▶ **Pozycje zbioru danych**:

***

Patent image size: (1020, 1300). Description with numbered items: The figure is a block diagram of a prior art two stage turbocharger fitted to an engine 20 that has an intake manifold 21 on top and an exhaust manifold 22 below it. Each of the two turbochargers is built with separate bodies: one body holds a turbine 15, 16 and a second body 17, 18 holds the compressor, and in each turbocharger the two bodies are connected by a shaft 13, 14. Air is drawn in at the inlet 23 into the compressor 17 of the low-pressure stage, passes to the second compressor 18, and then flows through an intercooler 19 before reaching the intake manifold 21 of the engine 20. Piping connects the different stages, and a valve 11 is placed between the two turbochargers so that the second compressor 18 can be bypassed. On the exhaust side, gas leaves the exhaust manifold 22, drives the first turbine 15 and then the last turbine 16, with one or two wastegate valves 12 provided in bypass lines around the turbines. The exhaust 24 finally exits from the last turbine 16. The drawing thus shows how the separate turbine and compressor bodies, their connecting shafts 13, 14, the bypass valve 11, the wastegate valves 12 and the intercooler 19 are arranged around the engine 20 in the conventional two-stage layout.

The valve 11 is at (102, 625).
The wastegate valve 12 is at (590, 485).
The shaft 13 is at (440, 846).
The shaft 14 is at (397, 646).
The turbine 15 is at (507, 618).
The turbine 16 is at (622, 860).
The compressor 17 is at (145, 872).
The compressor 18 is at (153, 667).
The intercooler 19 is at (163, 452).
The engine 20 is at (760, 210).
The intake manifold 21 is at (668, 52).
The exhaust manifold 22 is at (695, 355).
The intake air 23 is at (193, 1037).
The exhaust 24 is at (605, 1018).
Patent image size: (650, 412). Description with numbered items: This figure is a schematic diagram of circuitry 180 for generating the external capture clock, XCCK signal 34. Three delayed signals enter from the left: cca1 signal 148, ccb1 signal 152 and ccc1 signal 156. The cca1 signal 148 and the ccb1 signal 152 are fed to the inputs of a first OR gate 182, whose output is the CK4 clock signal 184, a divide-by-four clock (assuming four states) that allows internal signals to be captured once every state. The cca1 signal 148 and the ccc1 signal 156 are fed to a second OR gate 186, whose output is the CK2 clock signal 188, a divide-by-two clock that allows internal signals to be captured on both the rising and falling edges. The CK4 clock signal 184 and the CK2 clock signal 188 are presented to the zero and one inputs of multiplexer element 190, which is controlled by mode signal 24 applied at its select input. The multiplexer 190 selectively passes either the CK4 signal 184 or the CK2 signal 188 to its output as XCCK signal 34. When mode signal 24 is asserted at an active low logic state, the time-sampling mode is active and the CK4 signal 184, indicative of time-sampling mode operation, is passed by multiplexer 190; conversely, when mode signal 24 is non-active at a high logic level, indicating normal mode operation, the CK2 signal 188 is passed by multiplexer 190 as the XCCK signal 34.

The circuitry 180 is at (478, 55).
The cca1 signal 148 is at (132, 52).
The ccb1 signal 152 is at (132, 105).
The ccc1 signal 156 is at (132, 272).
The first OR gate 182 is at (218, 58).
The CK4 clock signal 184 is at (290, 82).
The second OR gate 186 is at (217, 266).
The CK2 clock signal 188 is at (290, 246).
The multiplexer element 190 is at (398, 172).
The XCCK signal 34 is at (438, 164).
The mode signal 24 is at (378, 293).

***

▶ **Opis zadania**:
Przepisz proszę bez żadnych zmian fragment od wiersza zawierającego „Patent image size: (650, 412).” aż do końca pozycji, łącznie z oboma krańcami.

▶ **Rozwiązanie poniżej**:
Patent image size: (650, 412). Description with numbered items: This figure is a schematic diagram of circuitry 180 for generating the external capture clock, XCCK signal 34. Three delayed signals enter from the left: cca1 signal 148, ccb1 signal 152 and ccc1 signal 156. The cca1 signal 148 and the ccb1 signal 152 are fed to the inputs of a first OR gate 182, whose output is the CK4 clock signal 184, a divide-by-four clock (assuming four states) that allows internal signals to be captured once every state. The cca1 signal 148 and the ccc1 signal 156 are fed to a second OR gate 186, whose output is the CK2 clock signal 188, a divide-by-two clock that allows internal signals to be captured on both the rising and falling edges. The CK4 clock signal 184 and the CK2 clock signal 188 are presented to the zero and one inputs of multiplexer element 190, which is controlled by mode signal 24 applied at its select input. The multiplexer 190 selectively passes either the CK4 signal 184 or the CK2 signal 188 to its output as XCCK signal 34. When mode signal 24 is asserted at an active low logic state, the time-sampling mode is active and the CK4 signal 184, indicative of time-sampling mode operation, is passed by multiplexer 190; conversely, when mode signal 24 is non-active at a high logic level, indicating normal mode operation, the CK2 signal 188 is passed by multiplexer 190 as the XCCK signal 34.

The circuitry 180 is at (478, 55).
The cca1 signal 148 is at (132, 52).
The ccb1 signal 152 is at (132, 105).
The ccc1 signal 156 is at (132, 272).
The first OR gate 182 is at (218, 58).
The CK4 clock signal 184 is at (290, 82).
The second OR gate 186 is at (217, 266).
The CK2 clock signal 188 is at (290, 246).
The multiplexer element 190 is at (398, 172).
The XCCK signal 34 is at (438, 164).
The mode signal 24 is at (378, 293).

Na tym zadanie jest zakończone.